Source data:
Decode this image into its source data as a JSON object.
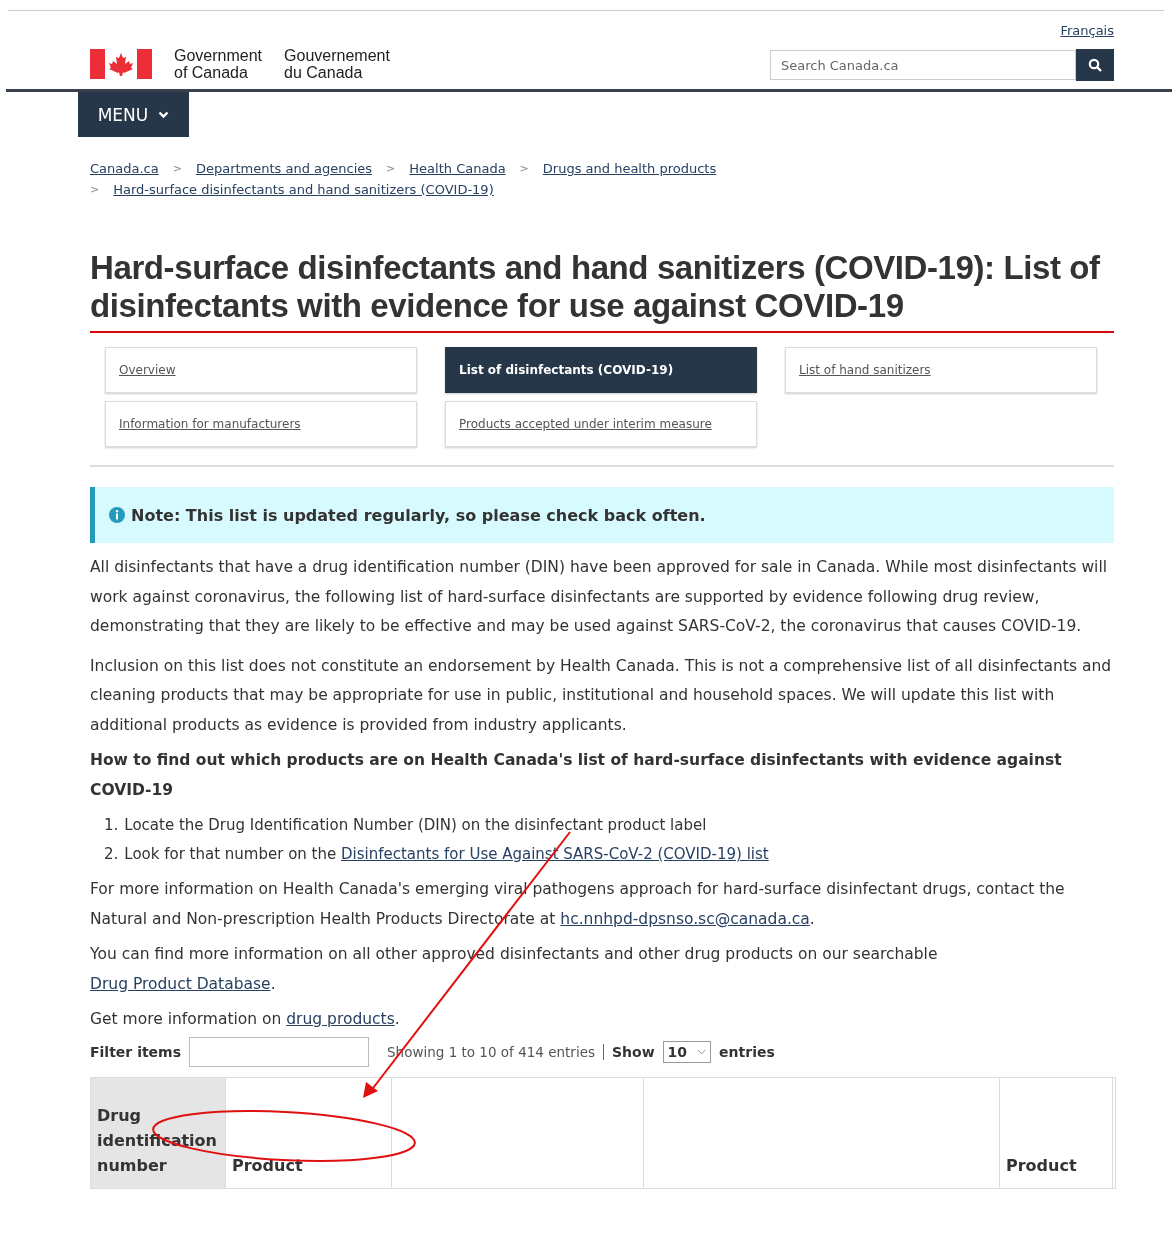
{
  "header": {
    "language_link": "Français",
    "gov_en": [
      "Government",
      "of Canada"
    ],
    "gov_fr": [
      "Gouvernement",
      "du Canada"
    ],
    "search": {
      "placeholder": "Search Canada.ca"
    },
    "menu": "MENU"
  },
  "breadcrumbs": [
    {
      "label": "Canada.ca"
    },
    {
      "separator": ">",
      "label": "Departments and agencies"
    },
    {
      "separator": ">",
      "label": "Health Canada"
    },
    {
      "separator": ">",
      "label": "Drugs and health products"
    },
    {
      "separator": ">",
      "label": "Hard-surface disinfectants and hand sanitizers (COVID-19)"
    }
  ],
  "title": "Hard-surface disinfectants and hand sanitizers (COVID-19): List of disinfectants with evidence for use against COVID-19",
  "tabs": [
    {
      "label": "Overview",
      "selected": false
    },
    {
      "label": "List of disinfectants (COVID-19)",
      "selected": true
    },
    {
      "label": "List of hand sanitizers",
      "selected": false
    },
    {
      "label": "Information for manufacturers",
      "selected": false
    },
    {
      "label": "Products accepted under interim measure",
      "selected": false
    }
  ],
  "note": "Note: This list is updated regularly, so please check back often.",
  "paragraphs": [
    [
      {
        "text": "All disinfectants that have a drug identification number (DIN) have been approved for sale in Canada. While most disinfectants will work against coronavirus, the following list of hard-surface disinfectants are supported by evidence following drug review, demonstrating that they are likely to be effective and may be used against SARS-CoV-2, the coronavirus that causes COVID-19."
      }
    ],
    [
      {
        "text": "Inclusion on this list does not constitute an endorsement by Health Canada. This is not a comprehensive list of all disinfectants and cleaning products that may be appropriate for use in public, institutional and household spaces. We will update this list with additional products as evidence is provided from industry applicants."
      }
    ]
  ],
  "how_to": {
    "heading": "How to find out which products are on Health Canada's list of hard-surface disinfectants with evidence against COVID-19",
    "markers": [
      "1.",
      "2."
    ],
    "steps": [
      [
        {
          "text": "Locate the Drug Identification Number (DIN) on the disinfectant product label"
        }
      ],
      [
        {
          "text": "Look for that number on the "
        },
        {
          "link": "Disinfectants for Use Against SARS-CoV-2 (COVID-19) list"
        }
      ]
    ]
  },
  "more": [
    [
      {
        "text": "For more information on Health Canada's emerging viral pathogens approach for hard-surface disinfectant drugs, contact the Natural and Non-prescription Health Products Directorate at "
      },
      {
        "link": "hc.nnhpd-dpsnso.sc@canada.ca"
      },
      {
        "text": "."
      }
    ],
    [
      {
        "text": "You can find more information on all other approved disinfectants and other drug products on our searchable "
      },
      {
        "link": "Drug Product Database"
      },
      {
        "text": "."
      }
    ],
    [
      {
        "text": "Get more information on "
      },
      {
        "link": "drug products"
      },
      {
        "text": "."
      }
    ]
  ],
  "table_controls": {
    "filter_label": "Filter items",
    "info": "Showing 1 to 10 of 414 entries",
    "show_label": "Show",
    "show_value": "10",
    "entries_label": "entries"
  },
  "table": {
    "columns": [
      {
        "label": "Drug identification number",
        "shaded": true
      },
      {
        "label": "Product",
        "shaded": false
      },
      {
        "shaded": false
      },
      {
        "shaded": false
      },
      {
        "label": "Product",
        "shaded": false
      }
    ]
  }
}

What the task requires | Give back each entry exactly as it appears, with no pictures.

The answer |
Decode this image into its source data as a JSON object.
{
  "header": {
    "language_link": "Français",
    "gov_en": [
      "Government",
      "of Canada"
    ],
    "gov_fr": [
      "Gouvernement",
      "du Canada"
    ],
    "search": {
      "placeholder": "Search Canada.ca"
    },
    "menu": "MENU"
  },
  "breadcrumbs": [
    {
      "label": "Canada.ca"
    },
    {
      "separator": ">",
      "label": "Departments and agencies"
    },
    {
      "separator": ">",
      "label": "Health Canada"
    },
    {
      "separator": ">",
      "label": "Drugs and health products"
    },
    {
      "separator": ">",
      "label": "Hard-surface disinfectants and hand sanitizers (COVID-19)"
    }
  ],
  "title": "Hard-surface disinfectants and hand sanitizers (COVID-19): List of disinfectants with evidence for use against COVID-19",
  "tabs": [
    {
      "label": "Overview",
      "selected": false
    },
    {
      "label": "List of disinfectants (COVID-19)",
      "selected": true
    },
    {
      "label": "List of hand sanitizers",
      "selected": false
    },
    {
      "label": "Information for manufacturers",
      "selected": false
    },
    {
      "label": "Products accepted under interim measure",
      "selected": false
    }
  ],
  "note": "Note: This list is updated regularly, so please check back often.",
  "paragraphs": [
    [
      {
        "text": "All disinfectants that have a drug identification number (DIN) have been approved for sale in Canada. While most disinfectants will work against coronavirus, the following list of hard-surface disinfectants are supported by evidence following drug review, demonstrating that they are likely to be effective and may be used against SARS-CoV-2, the coronavirus that causes COVID-19."
      }
    ],
    [
      {
        "text": "Inclusion on this list does not constitute an endorsement by Health Canada. This is not a comprehensive list of all disinfectants and cleaning products that may be appropriate for use in public, institutional and household spaces. We will update this list with additional products as evidence is provided from industry applicants."
      }
    ]
  ],
  "how_to": {
    "heading": "How to find out which products are on Health Canada's list of hard-surface disinfectants with evidence against COVID-19",
    "markers": [
      "1.",
      "2."
    ],
    "steps": [
      [
        {
          "text": "Locate the Drug Identification Number (DIN) on the disinfectant product label"
        }
      ],
      [
        {
          "text": "Look for that number on the "
        },
        {
          "link": "Disinfectants for Use Against SARS-CoV-2 (COVID-19) list"
        }
      ]
    ]
  },
  "more": [
    [
      {
        "text": "For more information on Health Canada's emerging viral pathogens approach for hard-surface disinfectant drugs, contact the Natural and Non-prescription Health Products Directorate at "
      },
      {
        "link": "hc.nnhpd-dpsnso.sc@canada.ca"
      },
      {
        "text": "."
      }
    ],
    [
      {
        "text": "You can find more information on all other approved disinfectants and other drug products on our searchable "
      },
      {
        "link": "Drug Product Database"
      },
      {
        "text": "."
      }
    ],
    [
      {
        "text": "Get more information on "
      },
      {
        "link": "drug products"
      },
      {
        "text": "."
      }
    ]
  ],
  "table_controls": {
    "filter_label": "Filter items",
    "info": "Showing 1 to 10 of 414 entries",
    "show_label": "Show",
    "show_value": "10",
    "entries_label": "entries"
  },
  "table": {
    "columns": [
      {
        "label": "Drug identification number",
        "shaded": true
      },
      {
        "label": "Product",
        "shaded": false
      },
      {
        "shaded": false
      },
      {
        "shaded": false
      },
      {
        "label": "Product",
        "shaded": false
      }
    ]
  }
}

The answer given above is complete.